- **PROBLEM REQUIREMENTS**:
List the lines of the records as a numbered list, starting at the line that contains "List every element" and ending at the line that contains "text-line: № 37398); xyxy=(78,635,566,653)", with both of those lines included and blank lines left out.

- **MATERIAL TO PROCESS**:

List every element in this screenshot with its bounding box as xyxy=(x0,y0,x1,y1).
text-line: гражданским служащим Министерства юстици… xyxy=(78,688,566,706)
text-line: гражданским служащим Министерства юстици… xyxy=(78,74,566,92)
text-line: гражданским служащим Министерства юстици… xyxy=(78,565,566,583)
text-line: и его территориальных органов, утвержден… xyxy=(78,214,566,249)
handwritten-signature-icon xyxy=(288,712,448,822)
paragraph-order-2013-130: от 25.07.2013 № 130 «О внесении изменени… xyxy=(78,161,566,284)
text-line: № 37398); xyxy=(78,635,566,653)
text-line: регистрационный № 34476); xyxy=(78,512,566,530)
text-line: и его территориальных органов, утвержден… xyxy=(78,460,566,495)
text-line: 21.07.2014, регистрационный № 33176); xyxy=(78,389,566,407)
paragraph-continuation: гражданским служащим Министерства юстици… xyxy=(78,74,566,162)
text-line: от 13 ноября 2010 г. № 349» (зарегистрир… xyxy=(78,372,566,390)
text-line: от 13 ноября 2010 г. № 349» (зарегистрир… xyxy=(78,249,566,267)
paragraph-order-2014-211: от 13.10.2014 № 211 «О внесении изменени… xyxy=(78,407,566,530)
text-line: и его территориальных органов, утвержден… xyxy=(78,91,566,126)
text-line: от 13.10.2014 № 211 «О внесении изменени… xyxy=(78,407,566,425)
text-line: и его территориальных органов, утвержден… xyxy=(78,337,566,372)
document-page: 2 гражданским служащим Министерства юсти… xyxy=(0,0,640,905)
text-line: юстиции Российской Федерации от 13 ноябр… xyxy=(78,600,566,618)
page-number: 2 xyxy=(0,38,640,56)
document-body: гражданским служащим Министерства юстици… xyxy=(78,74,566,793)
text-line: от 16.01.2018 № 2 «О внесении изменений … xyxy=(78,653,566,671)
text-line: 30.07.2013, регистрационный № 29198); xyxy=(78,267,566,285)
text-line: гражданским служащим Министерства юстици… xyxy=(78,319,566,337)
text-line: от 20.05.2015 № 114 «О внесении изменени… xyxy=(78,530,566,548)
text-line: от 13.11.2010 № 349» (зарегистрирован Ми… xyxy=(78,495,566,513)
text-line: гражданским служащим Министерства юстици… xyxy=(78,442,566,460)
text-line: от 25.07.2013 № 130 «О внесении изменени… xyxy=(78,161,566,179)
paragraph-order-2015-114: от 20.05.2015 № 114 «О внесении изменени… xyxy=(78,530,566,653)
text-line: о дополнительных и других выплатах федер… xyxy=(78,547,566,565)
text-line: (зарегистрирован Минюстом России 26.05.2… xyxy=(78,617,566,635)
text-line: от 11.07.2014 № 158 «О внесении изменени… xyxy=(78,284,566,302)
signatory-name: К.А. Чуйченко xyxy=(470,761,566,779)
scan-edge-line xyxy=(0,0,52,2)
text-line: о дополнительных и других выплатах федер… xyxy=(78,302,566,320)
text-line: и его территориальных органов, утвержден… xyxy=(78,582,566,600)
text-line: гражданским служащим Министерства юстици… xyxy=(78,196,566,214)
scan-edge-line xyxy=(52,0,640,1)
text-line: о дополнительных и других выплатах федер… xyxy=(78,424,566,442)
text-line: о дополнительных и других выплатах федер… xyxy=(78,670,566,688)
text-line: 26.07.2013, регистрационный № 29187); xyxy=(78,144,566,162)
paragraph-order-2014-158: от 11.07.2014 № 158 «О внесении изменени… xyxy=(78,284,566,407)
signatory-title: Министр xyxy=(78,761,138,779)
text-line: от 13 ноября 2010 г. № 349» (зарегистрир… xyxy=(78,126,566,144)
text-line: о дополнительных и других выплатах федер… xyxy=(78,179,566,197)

...

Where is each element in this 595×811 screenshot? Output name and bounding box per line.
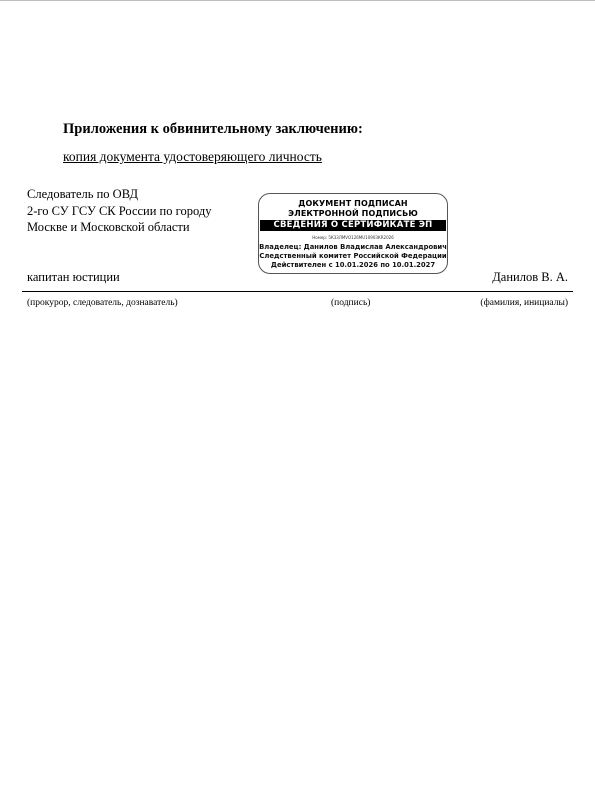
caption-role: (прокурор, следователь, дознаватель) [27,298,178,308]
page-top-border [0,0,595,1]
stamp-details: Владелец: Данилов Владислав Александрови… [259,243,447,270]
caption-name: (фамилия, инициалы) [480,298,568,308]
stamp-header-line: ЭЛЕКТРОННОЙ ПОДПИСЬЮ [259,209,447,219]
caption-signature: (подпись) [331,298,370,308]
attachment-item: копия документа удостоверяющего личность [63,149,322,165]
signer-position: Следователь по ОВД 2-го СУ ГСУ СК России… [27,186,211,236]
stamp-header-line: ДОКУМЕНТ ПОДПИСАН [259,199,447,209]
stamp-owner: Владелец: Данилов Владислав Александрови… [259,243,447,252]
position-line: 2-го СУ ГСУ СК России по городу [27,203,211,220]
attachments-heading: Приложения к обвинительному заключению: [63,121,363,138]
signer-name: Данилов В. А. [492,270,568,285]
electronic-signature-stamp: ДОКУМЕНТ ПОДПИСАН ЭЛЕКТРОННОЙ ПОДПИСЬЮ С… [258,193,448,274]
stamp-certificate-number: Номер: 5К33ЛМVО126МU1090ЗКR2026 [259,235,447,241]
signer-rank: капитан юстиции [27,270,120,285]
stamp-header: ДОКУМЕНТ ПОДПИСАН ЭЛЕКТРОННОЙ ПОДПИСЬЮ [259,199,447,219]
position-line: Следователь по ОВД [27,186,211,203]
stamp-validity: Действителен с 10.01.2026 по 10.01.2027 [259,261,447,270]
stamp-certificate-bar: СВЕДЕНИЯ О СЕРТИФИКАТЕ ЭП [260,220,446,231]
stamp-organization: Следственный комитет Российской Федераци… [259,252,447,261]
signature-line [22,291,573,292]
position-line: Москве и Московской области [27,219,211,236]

==

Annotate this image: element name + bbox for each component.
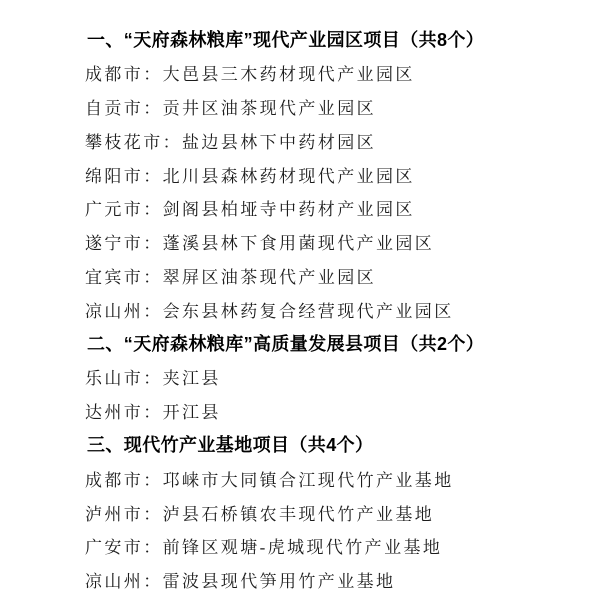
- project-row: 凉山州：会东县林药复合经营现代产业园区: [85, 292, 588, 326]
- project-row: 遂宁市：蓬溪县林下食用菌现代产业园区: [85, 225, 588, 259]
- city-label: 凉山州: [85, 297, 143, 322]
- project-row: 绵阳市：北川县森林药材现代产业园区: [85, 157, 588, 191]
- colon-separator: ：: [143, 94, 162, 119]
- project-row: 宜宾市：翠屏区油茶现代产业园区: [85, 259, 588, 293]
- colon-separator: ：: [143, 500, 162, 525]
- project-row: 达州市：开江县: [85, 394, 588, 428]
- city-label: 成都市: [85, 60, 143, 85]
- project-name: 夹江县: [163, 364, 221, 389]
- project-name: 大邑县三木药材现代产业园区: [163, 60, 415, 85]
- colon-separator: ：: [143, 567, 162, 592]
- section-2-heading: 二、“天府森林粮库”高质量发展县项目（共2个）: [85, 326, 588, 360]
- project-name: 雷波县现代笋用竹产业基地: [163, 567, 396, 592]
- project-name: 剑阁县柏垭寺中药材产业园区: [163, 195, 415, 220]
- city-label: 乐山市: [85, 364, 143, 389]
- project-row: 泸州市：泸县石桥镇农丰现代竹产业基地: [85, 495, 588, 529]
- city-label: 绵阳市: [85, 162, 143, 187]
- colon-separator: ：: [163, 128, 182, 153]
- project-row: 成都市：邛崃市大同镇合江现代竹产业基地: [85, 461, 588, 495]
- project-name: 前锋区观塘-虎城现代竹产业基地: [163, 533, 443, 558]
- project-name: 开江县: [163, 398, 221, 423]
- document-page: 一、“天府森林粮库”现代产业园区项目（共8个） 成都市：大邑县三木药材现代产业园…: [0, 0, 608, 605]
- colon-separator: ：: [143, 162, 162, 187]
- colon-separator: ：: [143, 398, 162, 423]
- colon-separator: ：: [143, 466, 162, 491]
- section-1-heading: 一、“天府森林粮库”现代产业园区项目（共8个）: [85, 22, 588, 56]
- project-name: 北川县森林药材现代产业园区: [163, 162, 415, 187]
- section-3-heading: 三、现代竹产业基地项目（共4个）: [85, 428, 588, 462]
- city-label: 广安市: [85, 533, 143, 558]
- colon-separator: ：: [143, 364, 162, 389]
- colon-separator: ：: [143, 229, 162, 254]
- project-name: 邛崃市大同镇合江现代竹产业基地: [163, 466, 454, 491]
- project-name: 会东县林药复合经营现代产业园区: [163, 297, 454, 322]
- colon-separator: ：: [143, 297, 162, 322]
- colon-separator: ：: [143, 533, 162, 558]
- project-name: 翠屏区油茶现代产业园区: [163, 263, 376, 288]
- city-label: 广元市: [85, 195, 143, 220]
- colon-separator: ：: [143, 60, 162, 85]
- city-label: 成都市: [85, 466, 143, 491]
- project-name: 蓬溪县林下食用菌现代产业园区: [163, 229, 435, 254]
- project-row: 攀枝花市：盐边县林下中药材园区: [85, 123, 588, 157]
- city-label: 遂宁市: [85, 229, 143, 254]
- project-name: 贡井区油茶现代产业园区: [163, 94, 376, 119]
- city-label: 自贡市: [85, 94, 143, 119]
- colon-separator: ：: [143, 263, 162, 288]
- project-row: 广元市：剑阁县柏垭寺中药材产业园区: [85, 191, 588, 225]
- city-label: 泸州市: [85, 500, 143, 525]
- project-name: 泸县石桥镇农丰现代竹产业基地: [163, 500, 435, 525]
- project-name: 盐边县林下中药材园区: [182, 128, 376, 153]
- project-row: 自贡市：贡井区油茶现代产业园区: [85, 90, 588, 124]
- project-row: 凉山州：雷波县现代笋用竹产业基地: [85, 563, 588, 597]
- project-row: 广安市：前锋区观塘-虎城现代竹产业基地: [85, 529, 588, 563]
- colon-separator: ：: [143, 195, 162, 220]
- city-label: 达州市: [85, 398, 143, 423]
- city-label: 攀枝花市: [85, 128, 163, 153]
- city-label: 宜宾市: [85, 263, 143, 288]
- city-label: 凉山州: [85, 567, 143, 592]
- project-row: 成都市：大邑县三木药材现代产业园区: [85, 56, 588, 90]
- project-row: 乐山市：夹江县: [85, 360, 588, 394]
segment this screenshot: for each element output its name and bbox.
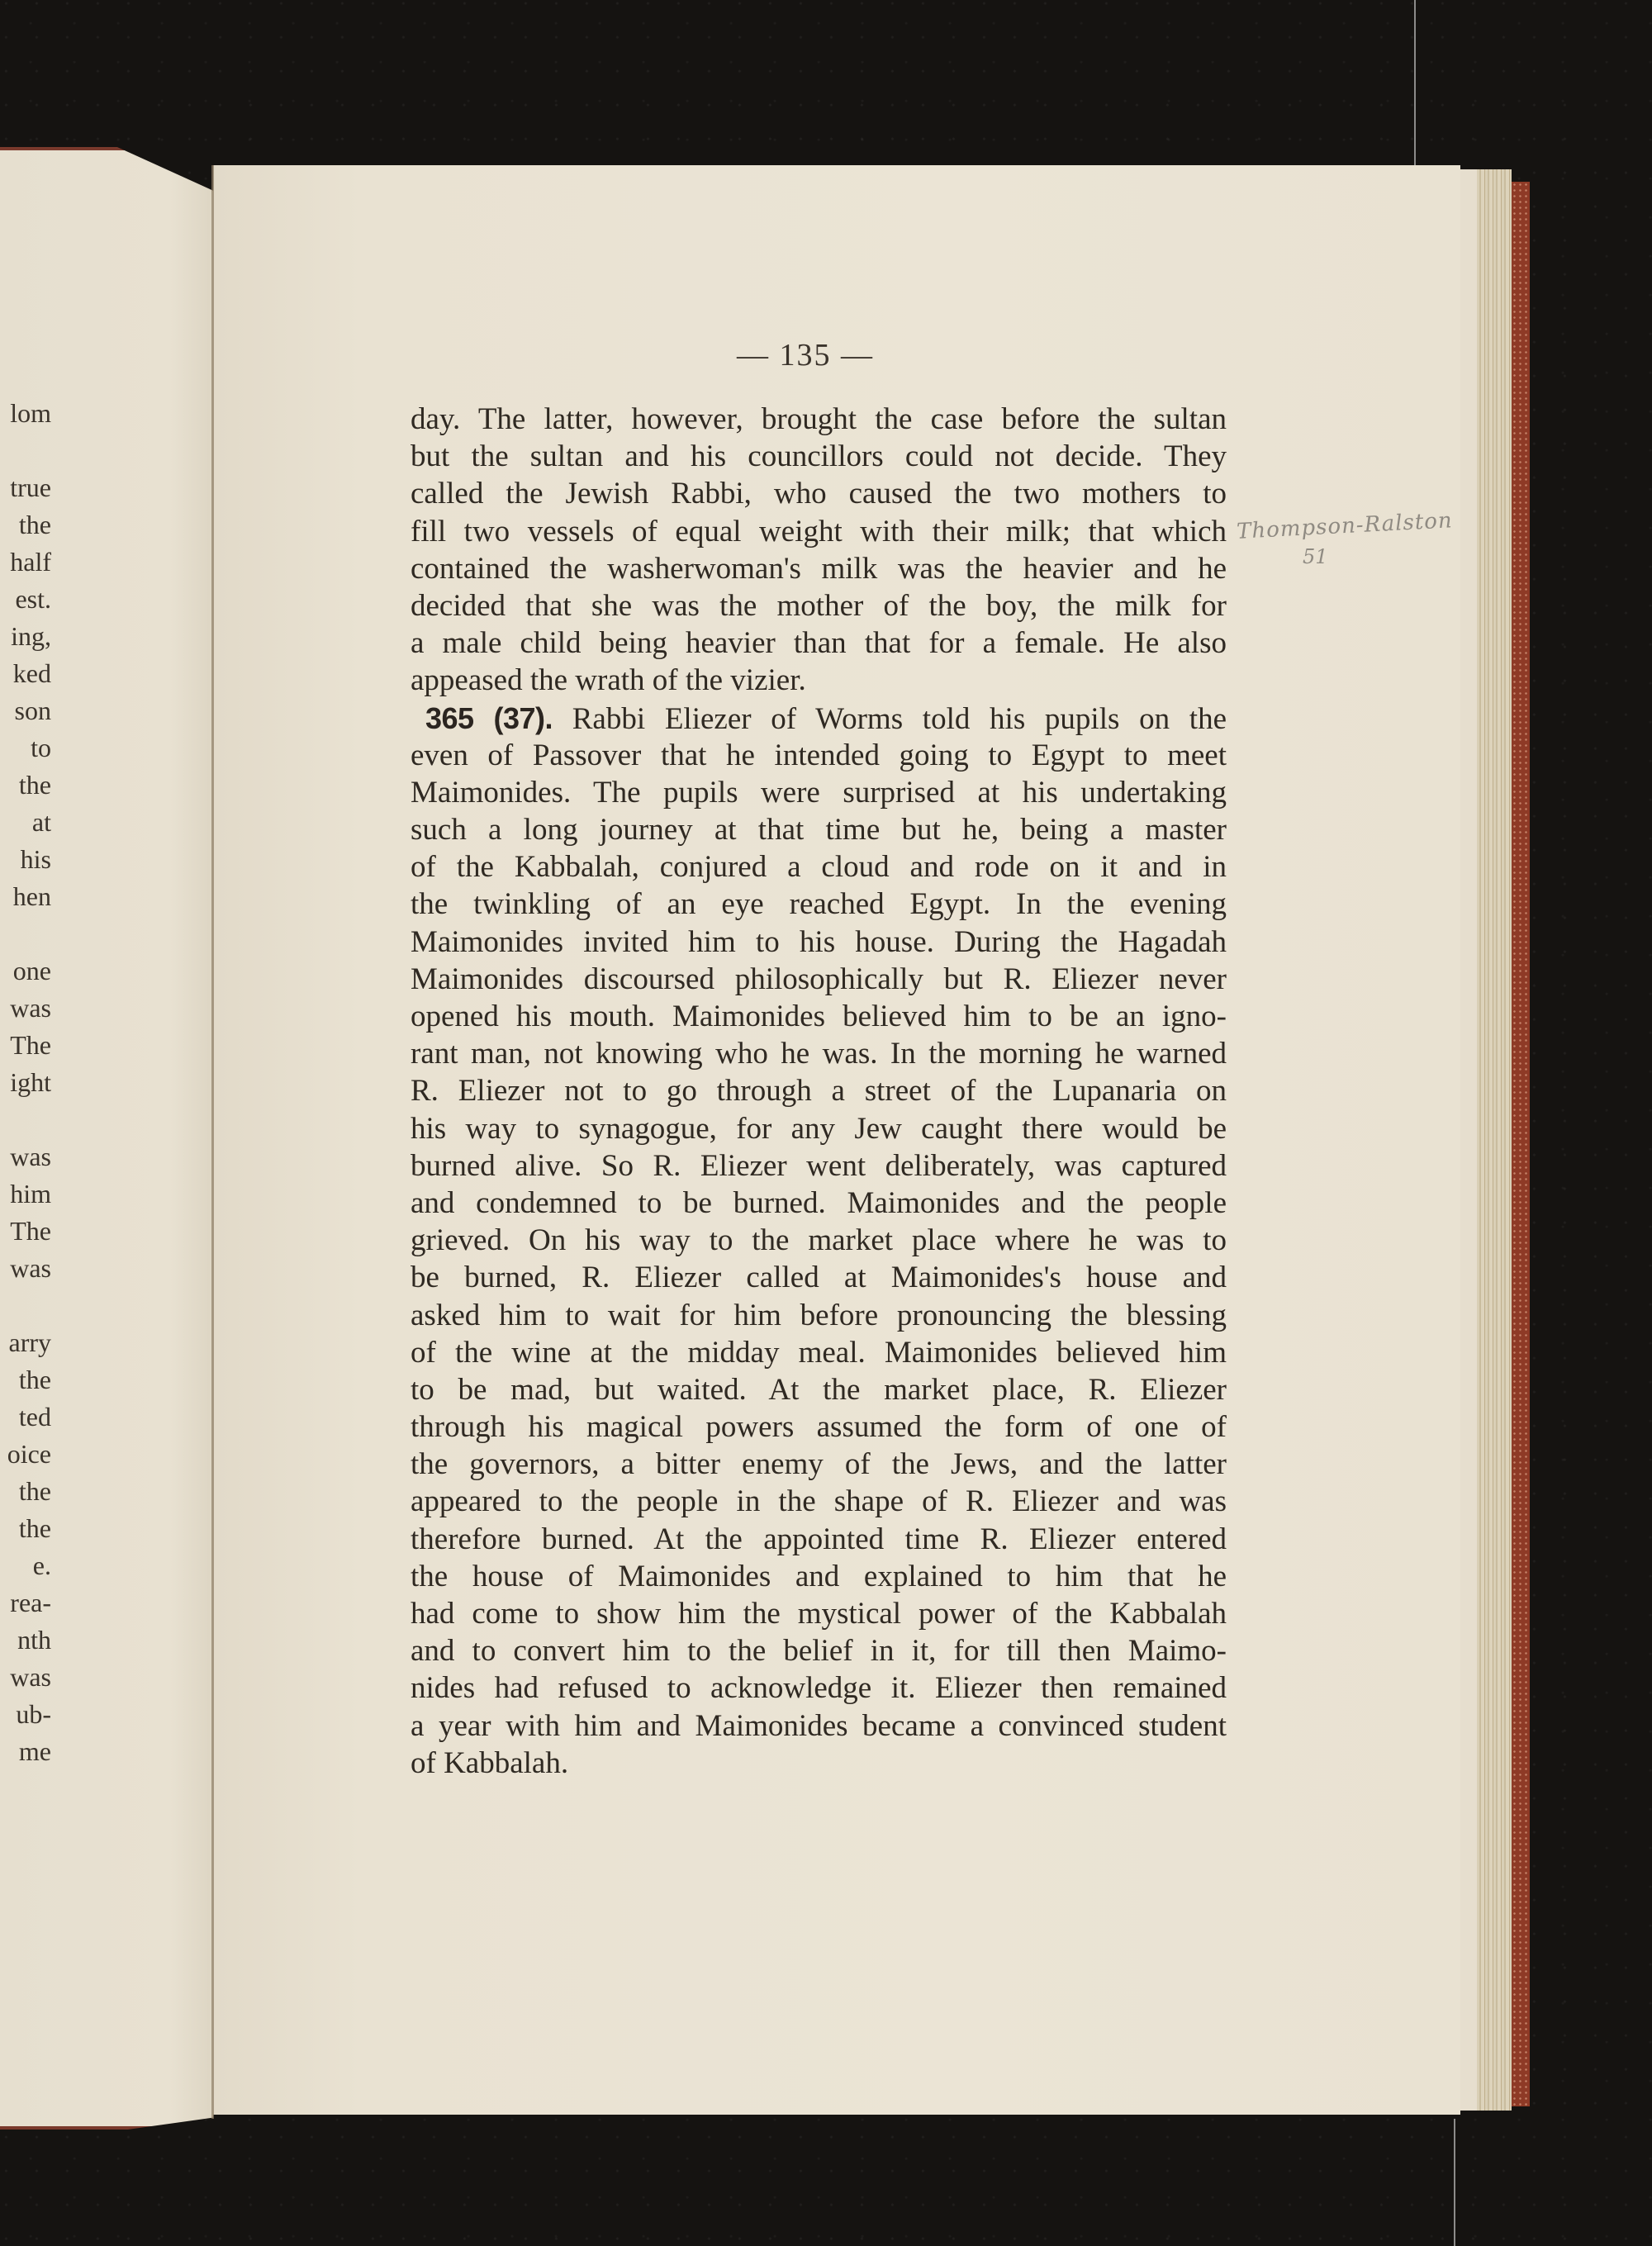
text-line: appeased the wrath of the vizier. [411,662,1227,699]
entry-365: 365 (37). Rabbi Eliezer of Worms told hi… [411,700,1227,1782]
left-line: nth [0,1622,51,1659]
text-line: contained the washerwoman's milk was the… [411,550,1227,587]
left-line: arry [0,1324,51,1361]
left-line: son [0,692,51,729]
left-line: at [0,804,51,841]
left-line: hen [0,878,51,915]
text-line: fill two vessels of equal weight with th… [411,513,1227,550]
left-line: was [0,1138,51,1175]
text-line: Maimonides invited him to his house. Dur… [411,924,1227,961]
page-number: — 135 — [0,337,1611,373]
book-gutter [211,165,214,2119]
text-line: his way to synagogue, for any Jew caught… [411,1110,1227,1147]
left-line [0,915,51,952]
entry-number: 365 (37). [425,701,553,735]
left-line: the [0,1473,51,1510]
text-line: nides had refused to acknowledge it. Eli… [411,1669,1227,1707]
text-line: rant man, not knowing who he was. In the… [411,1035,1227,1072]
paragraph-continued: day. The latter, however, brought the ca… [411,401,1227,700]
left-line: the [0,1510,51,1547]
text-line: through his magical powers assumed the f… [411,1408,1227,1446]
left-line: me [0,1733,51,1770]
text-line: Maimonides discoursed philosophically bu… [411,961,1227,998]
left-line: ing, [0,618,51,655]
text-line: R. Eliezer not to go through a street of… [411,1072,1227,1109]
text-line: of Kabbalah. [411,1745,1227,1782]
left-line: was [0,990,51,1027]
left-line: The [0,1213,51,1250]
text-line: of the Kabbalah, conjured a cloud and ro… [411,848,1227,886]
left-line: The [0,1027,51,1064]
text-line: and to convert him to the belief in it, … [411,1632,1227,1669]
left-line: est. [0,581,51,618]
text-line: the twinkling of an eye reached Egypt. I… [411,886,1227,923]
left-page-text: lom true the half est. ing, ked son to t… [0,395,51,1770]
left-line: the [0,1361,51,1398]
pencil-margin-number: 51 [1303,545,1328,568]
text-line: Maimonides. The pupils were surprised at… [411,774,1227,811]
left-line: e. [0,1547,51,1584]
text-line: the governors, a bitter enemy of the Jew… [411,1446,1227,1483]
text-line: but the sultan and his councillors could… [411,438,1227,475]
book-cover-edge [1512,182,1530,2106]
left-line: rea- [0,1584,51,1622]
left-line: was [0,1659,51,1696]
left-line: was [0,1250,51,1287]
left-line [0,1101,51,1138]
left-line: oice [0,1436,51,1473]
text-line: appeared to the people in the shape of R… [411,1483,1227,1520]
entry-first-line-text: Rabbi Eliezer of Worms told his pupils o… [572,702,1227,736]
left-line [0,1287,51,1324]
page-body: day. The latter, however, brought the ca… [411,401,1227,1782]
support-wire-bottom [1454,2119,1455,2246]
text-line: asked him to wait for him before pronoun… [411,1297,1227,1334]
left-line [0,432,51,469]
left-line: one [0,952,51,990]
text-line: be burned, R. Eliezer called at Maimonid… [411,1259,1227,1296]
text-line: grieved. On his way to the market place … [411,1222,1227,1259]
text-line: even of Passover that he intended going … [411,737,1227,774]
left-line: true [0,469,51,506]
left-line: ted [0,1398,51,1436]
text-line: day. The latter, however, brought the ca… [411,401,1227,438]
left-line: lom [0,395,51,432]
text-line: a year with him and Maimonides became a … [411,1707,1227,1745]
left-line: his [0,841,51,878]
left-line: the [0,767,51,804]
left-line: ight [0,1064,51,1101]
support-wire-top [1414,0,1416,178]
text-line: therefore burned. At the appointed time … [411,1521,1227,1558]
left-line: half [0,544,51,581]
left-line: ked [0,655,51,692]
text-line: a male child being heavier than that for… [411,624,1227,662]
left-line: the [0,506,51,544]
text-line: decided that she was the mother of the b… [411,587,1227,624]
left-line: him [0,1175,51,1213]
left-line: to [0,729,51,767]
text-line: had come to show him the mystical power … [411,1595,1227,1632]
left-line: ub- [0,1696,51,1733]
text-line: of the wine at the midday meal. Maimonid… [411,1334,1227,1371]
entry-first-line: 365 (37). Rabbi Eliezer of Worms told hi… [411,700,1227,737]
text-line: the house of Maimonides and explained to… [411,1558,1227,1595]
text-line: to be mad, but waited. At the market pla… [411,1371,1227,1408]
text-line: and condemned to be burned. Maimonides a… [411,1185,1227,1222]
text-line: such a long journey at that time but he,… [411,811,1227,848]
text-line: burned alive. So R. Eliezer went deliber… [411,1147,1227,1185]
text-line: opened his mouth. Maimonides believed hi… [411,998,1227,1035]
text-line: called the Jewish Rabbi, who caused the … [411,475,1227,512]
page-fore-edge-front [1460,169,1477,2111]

- **ANSWER TO THIS TASK**:
1. List every element in this screenshot with its bounding box as xyxy=(x0,y0,x1,y1).
2. text-line: гражданским служащим Министерства юстици… xyxy=(78,688,566,706)
3. text-line: гражданским служащим Министерства юстици… xyxy=(78,74,566,92)
4. text-line: гражданским служащим Министерства юстици… xyxy=(78,565,566,583)
5. text-line: и его территориальных органов, утвержден… xyxy=(78,214,566,249)
6. handwritten-signature-icon xyxy=(288,712,448,822)
7. paragraph-order-2013-130: от 25.07.2013 № 130 «О внесении изменени… xyxy=(78,161,566,284)
8. text-line: № 37398); xyxy=(78,635,566,653)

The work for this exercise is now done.